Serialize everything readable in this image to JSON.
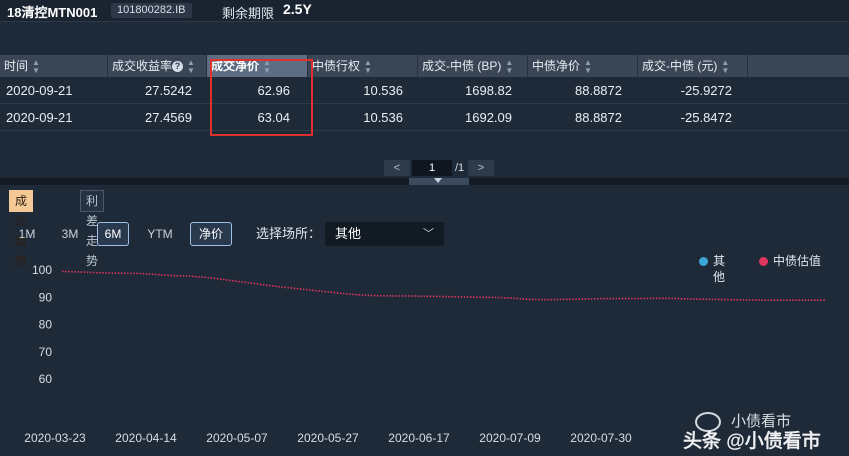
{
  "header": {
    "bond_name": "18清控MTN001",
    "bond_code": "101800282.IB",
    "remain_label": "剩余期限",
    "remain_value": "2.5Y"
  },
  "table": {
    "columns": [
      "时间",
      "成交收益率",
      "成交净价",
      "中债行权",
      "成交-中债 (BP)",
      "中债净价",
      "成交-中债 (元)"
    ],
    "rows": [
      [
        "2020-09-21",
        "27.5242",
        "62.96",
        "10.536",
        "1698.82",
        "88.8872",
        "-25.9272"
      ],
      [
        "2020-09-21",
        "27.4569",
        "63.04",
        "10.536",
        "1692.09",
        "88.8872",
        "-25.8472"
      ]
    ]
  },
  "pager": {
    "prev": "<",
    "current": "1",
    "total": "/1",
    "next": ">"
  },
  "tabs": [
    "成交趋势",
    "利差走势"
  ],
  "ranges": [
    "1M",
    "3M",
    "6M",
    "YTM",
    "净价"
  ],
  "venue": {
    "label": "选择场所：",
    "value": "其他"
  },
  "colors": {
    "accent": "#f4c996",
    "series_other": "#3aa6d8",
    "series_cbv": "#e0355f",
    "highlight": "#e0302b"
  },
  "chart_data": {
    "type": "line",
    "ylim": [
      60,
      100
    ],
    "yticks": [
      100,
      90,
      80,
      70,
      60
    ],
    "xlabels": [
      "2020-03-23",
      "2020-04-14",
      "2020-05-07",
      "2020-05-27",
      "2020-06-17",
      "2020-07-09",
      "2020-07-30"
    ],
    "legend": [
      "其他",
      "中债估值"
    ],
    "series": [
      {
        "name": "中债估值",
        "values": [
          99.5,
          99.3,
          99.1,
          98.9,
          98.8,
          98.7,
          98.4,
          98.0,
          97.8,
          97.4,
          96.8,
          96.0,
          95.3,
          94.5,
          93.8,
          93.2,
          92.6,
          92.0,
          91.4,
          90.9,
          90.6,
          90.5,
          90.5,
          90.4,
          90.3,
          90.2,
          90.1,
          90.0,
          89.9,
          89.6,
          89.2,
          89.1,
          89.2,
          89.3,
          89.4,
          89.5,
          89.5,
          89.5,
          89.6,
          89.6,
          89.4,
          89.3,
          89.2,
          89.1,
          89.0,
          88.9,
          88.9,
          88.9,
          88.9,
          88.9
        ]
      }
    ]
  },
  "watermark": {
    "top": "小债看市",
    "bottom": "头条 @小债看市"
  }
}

WHAT IS BEING ASKED: Copy out the whole listing exactly, and don't carry over any pictures.

EXERCISE RESPONSE:
Serialize everything readable in this image to JSON.
{
  "header": {
    "bond_name": "18清控MTN001",
    "bond_code": "101800282.IB",
    "remain_label": "剩余期限",
    "remain_value": "2.5Y"
  },
  "table": {
    "columns": [
      "时间",
      "成交收益率",
      "成交净价",
      "中债行权",
      "成交-中债 (BP)",
      "中债净价",
      "成交-中债 (元)"
    ],
    "rows": [
      [
        "2020-09-21",
        "27.5242",
        "62.96",
        "10.536",
        "1698.82",
        "88.8872",
        "-25.9272"
      ],
      [
        "2020-09-21",
        "27.4569",
        "63.04",
        "10.536",
        "1692.09",
        "88.8872",
        "-25.8472"
      ]
    ]
  },
  "pager": {
    "prev": "<",
    "current": "1",
    "total": "/1",
    "next": ">"
  },
  "tabs": [
    "成交趋势",
    "利差走势"
  ],
  "ranges": [
    "1M",
    "3M",
    "6M",
    "YTM",
    "净价"
  ],
  "venue": {
    "label": "选择场所：",
    "value": "其他"
  },
  "colors": {
    "accent": "#f4c996",
    "series_other": "#3aa6d8",
    "series_cbv": "#e0355f",
    "highlight": "#e0302b"
  },
  "chart_data": {
    "type": "line",
    "ylim": [
      60,
      100
    ],
    "yticks": [
      100,
      90,
      80,
      70,
      60
    ],
    "xlabels": [
      "2020-03-23",
      "2020-04-14",
      "2020-05-07",
      "2020-05-27",
      "2020-06-17",
      "2020-07-09",
      "2020-07-30"
    ],
    "legend": [
      "其他",
      "中债估值"
    ],
    "series": [
      {
        "name": "中债估值",
        "values": [
          99.5,
          99.3,
          99.1,
          98.9,
          98.8,
          98.7,
          98.4,
          98.0,
          97.8,
          97.4,
          96.8,
          96.0,
          95.3,
          94.5,
          93.8,
          93.2,
          92.6,
          92.0,
          91.4,
          90.9,
          90.6,
          90.5,
          90.5,
          90.4,
          90.3,
          90.2,
          90.1,
          90.0,
          89.9,
          89.6,
          89.2,
          89.1,
          89.2,
          89.3,
          89.4,
          89.5,
          89.5,
          89.5,
          89.6,
          89.6,
          89.4,
          89.3,
          89.2,
          89.1,
          89.0,
          88.9,
          88.9,
          88.9,
          88.9,
          88.9
        ]
      }
    ]
  },
  "watermark": {
    "top": "小债看市",
    "bottom": "头条 @小债看市"
  }
}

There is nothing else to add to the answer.